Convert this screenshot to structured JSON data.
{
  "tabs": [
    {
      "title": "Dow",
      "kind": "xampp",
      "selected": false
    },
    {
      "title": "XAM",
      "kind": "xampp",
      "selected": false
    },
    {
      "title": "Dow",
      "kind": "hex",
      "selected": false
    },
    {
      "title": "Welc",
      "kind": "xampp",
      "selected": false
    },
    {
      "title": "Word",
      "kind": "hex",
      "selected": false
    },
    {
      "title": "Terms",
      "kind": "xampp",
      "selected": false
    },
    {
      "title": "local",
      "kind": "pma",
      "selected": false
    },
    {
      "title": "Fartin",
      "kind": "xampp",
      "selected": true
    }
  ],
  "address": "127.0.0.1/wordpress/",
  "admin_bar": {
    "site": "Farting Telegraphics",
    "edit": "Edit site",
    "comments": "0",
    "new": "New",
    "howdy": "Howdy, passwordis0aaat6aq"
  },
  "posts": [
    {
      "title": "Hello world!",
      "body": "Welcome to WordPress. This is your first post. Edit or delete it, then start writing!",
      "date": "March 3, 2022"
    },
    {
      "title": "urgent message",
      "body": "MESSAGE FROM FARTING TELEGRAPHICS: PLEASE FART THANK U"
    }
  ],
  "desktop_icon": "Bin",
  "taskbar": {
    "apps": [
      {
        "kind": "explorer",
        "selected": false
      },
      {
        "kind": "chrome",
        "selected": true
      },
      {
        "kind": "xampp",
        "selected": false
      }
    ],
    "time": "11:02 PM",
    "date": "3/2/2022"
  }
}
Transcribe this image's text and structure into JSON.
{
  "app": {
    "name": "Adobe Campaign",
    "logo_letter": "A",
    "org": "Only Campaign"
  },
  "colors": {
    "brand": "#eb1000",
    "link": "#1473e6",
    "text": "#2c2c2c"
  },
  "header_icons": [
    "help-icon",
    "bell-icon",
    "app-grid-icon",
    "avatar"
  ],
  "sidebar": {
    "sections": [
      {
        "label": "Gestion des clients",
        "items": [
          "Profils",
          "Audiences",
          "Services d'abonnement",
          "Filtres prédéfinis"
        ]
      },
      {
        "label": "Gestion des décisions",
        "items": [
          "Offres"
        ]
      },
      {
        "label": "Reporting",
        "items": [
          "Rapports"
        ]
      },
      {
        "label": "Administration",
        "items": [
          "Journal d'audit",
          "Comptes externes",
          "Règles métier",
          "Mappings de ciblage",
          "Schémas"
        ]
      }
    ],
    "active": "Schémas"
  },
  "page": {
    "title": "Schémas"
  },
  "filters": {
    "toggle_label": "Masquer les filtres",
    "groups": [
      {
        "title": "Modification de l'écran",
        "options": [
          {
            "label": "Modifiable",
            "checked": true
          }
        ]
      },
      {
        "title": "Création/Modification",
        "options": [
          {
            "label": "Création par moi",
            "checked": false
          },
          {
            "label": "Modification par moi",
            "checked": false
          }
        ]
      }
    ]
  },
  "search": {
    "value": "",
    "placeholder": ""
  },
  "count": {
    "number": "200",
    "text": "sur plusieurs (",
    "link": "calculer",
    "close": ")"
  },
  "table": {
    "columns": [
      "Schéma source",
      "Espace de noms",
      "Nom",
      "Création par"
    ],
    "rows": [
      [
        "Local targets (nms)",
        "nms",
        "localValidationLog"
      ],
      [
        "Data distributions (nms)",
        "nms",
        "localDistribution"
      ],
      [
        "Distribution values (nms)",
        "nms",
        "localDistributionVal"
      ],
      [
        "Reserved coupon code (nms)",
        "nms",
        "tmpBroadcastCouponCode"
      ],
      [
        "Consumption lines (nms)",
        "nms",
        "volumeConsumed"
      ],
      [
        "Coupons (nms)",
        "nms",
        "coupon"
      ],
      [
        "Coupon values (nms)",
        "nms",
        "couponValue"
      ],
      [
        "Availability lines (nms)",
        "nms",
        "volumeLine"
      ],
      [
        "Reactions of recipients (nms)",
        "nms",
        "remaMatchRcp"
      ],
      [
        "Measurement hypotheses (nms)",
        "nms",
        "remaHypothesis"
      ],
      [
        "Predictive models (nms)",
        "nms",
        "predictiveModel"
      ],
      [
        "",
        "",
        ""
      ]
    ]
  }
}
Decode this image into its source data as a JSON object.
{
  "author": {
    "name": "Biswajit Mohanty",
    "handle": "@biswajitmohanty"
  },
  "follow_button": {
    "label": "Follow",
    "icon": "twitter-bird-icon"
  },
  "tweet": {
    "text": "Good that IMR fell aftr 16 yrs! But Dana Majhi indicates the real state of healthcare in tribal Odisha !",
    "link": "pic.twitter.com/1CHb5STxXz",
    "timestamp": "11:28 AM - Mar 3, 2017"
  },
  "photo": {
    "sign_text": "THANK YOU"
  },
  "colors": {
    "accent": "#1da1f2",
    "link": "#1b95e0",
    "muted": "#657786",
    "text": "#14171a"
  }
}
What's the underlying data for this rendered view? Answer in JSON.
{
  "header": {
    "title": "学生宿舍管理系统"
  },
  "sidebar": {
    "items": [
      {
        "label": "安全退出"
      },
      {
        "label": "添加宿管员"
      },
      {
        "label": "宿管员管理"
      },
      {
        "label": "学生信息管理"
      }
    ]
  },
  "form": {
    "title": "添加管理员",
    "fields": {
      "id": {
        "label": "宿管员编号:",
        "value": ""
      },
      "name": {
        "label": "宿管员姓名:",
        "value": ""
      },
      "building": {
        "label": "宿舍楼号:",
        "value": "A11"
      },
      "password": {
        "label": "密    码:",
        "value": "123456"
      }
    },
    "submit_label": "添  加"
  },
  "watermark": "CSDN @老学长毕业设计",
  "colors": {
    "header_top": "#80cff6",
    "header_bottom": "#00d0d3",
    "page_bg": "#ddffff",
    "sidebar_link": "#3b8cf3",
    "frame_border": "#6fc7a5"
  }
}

### WHAT IS NEEDED:
Every line above should be printed again exactly as it stands.

### WRITTEN RESPONSE:
Convert this screenshot to structured JSON data.
{
  "tabs": [
    {
      "title": "Dow",
      "kind": "xampp",
      "selected": false
    },
    {
      "title": "XAM",
      "kind": "xampp",
      "selected": false
    },
    {
      "title": "Dow",
      "kind": "hex",
      "selected": false
    },
    {
      "title": "Welc",
      "kind": "xampp",
      "selected": false
    },
    {
      "title": "Word",
      "kind": "hex",
      "selected": false
    },
    {
      "title": "Terms",
      "kind": "xampp",
      "selected": false
    },
    {
      "title": "local",
      "kind": "pma",
      "selected": false
    },
    {
      "title": "Fartin",
      "kind": "xampp",
      "selected": true
    }
  ],
  "address": "127.0.0.1/wordpress/",
  "admin_bar": {
    "site": "Farting Telegraphics",
    "edit": "Edit site",
    "comments": "0",
    "new": "New",
    "howdy": "Howdy, passwordis0aaat6aq"
  },
  "posts": [
    {
      "title": "Hello world!",
      "body": "Welcome to WordPress. This is your first post. Edit or delete it, then start writing!",
      "date": "March 3, 2022"
    },
    {
      "title": "urgent message",
      "body": "MESSAGE FROM FARTING TELEGRAPHICS: PLEASE FART THANK U"
    }
  ],
  "desktop_icon": "Bin",
  "taskbar": {
    "apps": [
      {
        "kind": "explorer",
        "selected": false
      },
      {
        "kind": "chrome",
        "selected": true
      },
      {
        "kind": "xampp",
        "selected": false
      }
    ],
    "time": "11:02 PM",
    "date": "3/2/2022"
  }
}
Transcribe this image's text and structure into JSON.
{
  "app": {
    "name": "Adobe Campaign",
    "logo_letter": "A",
    "org": "Only Campaign"
  },
  "colors": {
    "brand": "#eb1000",
    "link": "#1473e6",
    "text": "#2c2c2c"
  },
  "header_icons": [
    "help-icon",
    "bell-icon",
    "app-grid-icon",
    "avatar"
  ],
  "sidebar": {
    "sections": [
      {
        "label": "Gestion des clients",
        "items": [
          "Profils",
          "Audiences",
          "Services d'abonnement",
          "Filtres prédéfinis"
        ]
      },
      {
        "label": "Gestion des décisions",
        "items": [
          "Offres"
        ]
      },
      {
        "label": "Reporting",
        "items": [
          "Rapports"
        ]
      },
      {
        "label": "Administration",
        "items": [
          "Journal d'audit",
          "Comptes externes",
          "Règles métier",
          "Mappings de ciblage",
          "Schémas"
        ]
      }
    ],
    "active": "Schémas"
  },
  "page": {
    "title": "Schémas"
  },
  "filters": {
    "toggle_label": "Masquer les filtres",
    "groups": [
      {
        "title": "Modification de l'écran",
        "options": [
          {
            "label": "Modifiable",
            "checked": true
          }
        ]
      },
      {
        "title": "Création/Modification",
        "options": [
          {
            "label": "Création par moi",
            "checked": false
          },
          {
            "label": "Modification par moi",
            "checked": false
          }
        ]
      }
    ]
  },
  "search": {
    "value": "",
    "placeholder": ""
  },
  "count": {
    "number": "200",
    "text": "sur plusieurs (",
    "link": "calculer",
    "close": ")"
  },
  "table": {
    "columns": [
      "Schéma source",
      "Espace de noms",
      "Nom",
      "Création par"
    ],
    "rows": [
      [
        "Local targets (nms)",
        "nms",
        "localValidationLog"
      ],
      [
        "Data distributions (nms)",
        "nms",
        "localDistribution"
      ],
      [
        "Distribution values (nms)",
        "nms",
        "localDistributionVal"
      ],
      [
        "Reserved coupon code (nms)",
        "nms",
        "tmpBroadcastCouponCode"
      ],
      [
        "Consumption lines (nms)",
        "nms",
        "volumeConsumed"
      ],
      [
        "Coupons (nms)",
        "nms",
        "coupon"
      ],
      [
        "Coupon values (nms)",
        "nms",
        "couponValue"
      ],
      [
        "Availability lines (nms)",
        "nms",
        "volumeLine"
      ],
      [
        "Reactions of recipients (nms)",
        "nms",
        "remaMatchRcp"
      ],
      [
        "Measurement hypotheses (nms)",
        "nms",
        "remaHypothesis"
      ],
      [
        "Predictive models (nms)",
        "nms",
        "predictiveModel"
      ],
      [
        "",
        "",
        ""
      ]
    ]
  }
}
Decode this image into its source data as a JSON object.
{
  "author": {
    "name": "Biswajit Mohanty",
    "handle": "@biswajitmohanty"
  },
  "follow_button": {
    "label": "Follow",
    "icon": "twitter-bird-icon"
  },
  "tweet": {
    "text": "Good that IMR fell aftr 16 yrs! But Dana Majhi indicates the real state of healthcare in tribal Odisha !",
    "link": "pic.twitter.com/1CHb5STxXz",
    "timestamp": "11:28 AM - Mar 3, 2017"
  },
  "photo": {
    "sign_text": "THANK YOU"
  },
  "colors": {
    "accent": "#1da1f2",
    "link": "#1b95e0",
    "muted": "#657786",
    "text": "#14171a"
  }
}
What's the underlying data for this rendered view? Answer in JSON.
{
  "header": {
    "title": "学生宿舍管理系统"
  },
  "sidebar": {
    "items": [
      {
        "label": "安全退出"
      },
      {
        "label": "添加宿管员"
      },
      {
        "label": "宿管员管理"
      },
      {
        "label": "学生信息管理"
      }
    ]
  },
  "form": {
    "title": "添加管理员",
    "fields": {
      "id": {
        "label": "宿管员编号:",
        "value": ""
      },
      "name": {
        "label": "宿管员姓名:",
        "value": ""
      },
      "building": {
        "label": "宿舍楼号:",
        "value": "A11"
      },
      "password": {
        "label": "密    码:",
        "value": "123456"
      }
    },
    "submit_label": "添  加"
  },
  "watermark": "CSDN @老学长毕业设计",
  "colors": {
    "header_top": "#80cff6",
    "header_bottom": "#00d0d3",
    "page_bg": "#ddffff",
    "sidebar_link": "#3b8cf3",
    "frame_border": "#6fc7a5"
  }
}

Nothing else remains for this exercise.